◆ Given records ◆

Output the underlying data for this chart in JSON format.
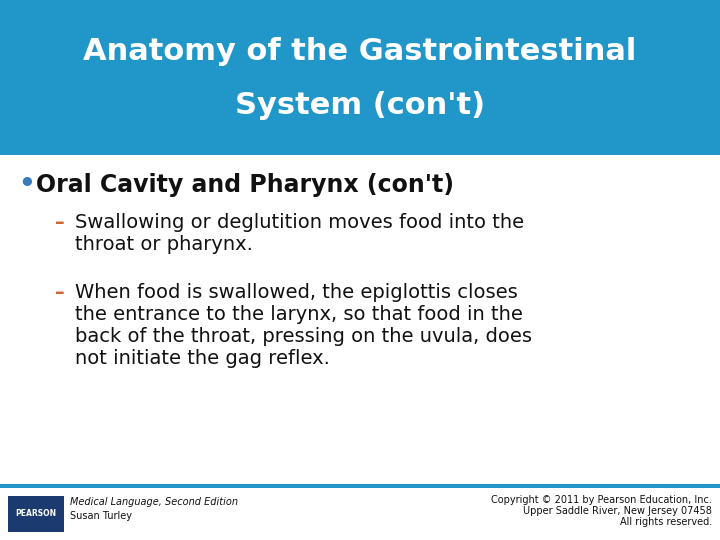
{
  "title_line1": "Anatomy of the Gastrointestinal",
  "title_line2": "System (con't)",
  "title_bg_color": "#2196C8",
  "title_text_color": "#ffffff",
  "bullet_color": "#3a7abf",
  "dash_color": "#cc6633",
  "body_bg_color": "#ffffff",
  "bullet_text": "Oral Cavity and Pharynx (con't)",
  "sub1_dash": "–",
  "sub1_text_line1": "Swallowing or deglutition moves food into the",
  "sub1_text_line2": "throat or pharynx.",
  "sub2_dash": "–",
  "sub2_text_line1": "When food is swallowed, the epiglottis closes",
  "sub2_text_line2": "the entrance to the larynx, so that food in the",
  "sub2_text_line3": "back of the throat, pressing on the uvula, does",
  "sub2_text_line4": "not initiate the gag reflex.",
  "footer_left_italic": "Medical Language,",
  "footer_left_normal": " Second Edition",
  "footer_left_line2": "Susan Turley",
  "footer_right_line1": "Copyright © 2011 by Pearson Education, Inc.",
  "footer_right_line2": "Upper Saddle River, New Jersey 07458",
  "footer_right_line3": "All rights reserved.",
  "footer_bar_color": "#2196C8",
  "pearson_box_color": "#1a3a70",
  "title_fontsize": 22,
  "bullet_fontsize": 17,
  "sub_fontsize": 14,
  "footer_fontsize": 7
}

--

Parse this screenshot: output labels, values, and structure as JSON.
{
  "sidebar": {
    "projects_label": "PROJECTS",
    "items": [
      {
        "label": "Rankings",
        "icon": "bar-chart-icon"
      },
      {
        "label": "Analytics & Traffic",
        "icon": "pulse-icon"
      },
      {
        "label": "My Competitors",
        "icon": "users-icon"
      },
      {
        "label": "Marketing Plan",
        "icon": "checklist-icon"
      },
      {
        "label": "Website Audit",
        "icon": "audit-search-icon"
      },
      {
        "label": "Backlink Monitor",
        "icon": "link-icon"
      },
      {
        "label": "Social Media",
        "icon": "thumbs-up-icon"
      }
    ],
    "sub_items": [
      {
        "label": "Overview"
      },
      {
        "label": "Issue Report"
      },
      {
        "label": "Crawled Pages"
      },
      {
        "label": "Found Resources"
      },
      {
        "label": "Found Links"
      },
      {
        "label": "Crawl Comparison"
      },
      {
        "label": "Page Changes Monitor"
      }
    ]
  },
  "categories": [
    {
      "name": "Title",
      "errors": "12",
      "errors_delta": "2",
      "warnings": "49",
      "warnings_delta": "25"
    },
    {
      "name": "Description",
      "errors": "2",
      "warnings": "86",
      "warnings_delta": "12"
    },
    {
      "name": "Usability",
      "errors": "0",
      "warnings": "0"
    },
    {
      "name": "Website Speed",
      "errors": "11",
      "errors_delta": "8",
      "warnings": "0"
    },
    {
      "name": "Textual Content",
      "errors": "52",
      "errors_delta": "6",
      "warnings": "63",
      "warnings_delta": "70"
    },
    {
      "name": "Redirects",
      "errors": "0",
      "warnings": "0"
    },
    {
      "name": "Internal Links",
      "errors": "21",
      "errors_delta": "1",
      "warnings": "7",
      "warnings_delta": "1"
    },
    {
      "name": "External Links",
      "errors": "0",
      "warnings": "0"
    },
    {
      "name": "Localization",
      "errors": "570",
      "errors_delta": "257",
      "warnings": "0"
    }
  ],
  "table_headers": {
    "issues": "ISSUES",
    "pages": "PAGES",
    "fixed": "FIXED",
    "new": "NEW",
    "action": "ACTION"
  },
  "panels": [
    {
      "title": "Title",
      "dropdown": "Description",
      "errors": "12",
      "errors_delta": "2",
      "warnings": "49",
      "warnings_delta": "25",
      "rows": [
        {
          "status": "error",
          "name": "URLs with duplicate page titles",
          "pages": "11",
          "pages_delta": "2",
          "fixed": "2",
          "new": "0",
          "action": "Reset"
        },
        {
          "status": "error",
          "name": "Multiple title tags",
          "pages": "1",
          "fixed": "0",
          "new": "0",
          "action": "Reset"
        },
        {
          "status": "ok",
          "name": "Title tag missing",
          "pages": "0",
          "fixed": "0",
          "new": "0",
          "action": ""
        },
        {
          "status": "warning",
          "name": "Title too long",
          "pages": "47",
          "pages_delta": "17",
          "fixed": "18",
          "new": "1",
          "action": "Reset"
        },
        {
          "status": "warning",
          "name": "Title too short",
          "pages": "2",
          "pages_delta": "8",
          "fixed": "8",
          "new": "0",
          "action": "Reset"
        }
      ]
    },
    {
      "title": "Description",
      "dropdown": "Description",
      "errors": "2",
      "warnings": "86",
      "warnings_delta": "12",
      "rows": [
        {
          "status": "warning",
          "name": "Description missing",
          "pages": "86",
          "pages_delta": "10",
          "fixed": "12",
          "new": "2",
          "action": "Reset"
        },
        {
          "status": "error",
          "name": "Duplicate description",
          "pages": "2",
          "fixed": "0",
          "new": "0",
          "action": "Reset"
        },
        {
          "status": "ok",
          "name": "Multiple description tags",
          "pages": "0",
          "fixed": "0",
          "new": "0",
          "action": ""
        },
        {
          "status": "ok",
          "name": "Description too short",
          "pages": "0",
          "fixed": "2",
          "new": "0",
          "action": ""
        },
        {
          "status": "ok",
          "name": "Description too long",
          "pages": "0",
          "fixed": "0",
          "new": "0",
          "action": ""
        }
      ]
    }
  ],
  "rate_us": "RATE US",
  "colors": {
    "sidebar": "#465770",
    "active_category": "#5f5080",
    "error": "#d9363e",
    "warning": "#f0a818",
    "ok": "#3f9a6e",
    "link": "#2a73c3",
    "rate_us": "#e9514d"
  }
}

◆ Problem description ◆
Where a line in the material above holds "throat", copy that line.

◆ Task answer ◆
  "sub1_text_line2": "throat or pharynx.",
  "sub2_text_line3": "back of the throat, pressing on the uvula, does",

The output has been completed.